--- Begin ---
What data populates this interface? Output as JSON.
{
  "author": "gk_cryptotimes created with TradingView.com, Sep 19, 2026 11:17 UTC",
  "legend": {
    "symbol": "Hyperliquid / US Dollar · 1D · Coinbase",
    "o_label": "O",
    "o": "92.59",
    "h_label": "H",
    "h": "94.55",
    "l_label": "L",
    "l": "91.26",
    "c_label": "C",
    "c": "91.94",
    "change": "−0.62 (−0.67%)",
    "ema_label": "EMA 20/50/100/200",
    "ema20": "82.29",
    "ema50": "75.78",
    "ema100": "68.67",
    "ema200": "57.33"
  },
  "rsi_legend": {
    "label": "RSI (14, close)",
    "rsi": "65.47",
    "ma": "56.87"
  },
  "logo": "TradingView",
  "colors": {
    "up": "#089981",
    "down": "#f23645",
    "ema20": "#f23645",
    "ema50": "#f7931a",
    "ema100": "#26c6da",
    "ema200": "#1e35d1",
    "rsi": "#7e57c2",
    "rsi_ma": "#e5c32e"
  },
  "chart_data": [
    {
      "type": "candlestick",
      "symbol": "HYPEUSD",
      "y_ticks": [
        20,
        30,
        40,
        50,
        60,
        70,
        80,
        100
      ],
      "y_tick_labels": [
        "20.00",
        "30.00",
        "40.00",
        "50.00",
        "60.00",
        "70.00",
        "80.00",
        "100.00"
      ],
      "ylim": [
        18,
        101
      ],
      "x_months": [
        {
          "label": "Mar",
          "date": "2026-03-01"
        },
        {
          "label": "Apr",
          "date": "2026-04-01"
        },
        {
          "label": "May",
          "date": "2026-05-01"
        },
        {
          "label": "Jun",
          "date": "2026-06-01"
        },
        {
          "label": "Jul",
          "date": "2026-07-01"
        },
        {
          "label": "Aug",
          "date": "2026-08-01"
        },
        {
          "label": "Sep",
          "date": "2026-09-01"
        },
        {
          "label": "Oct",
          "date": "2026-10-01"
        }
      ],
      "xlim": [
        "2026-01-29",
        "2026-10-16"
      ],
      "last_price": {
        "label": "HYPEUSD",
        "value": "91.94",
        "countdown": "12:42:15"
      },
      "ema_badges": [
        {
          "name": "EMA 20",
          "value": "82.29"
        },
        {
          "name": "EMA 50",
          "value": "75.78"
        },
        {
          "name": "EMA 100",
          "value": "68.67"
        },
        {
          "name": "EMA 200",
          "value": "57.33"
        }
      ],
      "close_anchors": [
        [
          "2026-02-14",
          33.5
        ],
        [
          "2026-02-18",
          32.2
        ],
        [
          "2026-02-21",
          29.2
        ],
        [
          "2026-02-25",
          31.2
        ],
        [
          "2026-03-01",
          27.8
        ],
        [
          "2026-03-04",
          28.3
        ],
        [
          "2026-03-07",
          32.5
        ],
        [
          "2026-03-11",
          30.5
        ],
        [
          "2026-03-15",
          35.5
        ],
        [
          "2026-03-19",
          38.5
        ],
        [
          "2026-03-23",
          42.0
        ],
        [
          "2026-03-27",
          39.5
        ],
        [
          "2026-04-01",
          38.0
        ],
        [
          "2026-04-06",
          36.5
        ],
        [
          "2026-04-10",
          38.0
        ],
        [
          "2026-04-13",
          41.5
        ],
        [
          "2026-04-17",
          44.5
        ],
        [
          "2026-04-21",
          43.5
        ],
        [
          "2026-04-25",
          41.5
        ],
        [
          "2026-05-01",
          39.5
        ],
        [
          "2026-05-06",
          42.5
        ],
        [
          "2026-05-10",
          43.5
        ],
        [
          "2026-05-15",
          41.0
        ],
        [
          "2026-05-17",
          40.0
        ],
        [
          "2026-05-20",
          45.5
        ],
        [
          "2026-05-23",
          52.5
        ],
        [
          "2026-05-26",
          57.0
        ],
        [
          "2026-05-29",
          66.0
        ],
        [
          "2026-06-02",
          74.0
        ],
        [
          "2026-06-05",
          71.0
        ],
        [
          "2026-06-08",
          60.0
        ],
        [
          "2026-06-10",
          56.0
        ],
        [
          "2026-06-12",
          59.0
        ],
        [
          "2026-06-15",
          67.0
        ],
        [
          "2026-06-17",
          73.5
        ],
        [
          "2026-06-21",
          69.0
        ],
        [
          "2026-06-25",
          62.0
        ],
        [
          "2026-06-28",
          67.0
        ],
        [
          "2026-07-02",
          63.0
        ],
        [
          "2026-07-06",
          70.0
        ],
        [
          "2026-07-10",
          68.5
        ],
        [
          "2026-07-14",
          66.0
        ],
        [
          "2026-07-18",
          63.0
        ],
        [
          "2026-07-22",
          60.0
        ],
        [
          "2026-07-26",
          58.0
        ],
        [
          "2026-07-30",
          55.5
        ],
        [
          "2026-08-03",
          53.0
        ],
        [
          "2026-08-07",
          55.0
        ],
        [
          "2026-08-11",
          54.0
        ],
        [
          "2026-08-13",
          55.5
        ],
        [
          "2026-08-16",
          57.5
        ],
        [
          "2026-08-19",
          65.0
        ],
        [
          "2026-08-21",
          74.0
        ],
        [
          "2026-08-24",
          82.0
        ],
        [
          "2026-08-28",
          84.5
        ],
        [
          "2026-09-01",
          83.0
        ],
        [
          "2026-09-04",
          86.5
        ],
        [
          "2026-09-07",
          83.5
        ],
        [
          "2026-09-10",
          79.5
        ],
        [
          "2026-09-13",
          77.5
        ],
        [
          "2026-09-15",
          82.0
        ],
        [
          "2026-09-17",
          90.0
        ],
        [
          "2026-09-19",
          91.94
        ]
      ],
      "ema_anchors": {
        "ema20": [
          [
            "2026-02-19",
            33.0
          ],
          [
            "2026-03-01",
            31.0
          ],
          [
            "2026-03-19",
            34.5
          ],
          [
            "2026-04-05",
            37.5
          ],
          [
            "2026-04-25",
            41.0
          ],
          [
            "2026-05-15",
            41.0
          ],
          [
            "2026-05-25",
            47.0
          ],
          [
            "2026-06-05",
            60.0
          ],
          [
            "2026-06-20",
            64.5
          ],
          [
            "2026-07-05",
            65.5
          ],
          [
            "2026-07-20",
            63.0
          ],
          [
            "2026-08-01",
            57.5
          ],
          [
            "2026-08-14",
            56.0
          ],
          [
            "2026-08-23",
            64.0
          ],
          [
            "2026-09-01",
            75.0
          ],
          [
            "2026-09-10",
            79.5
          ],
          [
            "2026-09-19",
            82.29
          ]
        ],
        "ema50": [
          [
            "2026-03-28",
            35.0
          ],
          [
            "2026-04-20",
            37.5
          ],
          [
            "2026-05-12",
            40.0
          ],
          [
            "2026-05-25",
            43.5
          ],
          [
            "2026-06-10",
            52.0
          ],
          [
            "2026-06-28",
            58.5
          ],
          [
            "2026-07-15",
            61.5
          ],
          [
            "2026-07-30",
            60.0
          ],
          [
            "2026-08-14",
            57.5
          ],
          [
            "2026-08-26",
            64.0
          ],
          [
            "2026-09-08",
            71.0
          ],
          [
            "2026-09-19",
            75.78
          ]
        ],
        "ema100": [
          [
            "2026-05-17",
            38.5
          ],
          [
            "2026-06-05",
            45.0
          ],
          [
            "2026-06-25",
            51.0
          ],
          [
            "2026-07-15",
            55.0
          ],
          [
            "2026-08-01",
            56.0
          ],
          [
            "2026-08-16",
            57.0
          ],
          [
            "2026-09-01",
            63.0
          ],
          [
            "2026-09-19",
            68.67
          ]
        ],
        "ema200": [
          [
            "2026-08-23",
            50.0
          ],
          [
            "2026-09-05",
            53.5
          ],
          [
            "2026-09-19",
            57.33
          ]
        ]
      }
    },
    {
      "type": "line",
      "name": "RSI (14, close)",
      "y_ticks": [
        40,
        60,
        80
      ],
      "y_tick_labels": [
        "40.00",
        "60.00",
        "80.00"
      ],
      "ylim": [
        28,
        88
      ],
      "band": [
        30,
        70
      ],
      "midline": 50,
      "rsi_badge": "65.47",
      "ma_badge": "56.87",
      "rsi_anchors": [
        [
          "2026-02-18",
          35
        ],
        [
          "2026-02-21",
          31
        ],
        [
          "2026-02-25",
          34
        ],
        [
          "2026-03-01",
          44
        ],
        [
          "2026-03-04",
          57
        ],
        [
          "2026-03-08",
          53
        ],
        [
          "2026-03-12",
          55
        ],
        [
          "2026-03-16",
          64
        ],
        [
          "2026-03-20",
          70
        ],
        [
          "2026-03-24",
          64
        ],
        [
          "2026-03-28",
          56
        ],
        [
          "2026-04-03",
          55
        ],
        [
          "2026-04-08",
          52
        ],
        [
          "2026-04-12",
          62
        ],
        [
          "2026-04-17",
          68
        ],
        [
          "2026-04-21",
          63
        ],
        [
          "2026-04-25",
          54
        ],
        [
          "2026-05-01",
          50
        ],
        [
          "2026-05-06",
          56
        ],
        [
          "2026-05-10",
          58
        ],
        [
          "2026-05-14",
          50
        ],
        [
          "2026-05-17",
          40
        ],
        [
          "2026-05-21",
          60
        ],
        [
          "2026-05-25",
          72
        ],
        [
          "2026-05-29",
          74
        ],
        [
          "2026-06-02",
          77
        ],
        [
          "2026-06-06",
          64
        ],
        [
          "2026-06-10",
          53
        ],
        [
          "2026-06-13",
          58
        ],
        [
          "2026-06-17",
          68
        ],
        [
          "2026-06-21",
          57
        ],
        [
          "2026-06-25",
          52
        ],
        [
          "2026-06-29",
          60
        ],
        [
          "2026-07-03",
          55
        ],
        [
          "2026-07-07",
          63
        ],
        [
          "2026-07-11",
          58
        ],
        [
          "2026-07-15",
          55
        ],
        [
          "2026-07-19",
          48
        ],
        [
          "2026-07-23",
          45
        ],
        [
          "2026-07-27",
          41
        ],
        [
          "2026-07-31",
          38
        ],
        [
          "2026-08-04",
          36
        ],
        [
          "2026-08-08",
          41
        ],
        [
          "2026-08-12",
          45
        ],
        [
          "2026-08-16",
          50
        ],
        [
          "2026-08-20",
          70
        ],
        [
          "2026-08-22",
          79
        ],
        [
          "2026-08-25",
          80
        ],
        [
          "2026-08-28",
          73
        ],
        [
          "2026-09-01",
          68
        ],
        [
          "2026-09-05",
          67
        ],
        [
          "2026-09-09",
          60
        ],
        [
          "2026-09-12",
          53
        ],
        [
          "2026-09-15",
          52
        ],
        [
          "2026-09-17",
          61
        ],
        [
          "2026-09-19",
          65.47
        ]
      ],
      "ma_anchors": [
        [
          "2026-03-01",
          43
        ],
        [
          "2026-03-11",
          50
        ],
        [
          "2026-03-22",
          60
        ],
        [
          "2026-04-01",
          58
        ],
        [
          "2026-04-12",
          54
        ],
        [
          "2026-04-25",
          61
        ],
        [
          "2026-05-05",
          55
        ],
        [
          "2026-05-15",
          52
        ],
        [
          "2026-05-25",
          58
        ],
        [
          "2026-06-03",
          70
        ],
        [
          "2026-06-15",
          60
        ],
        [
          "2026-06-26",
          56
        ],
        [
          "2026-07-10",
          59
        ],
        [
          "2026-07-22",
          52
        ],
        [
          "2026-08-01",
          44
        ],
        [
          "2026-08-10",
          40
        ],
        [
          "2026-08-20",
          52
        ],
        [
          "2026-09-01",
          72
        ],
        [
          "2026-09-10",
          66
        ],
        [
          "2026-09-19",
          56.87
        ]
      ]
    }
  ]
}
--- End ---
Exercise →
Examine the records and report how many lines contain the string "name". Only the number should be given.

The answer →
5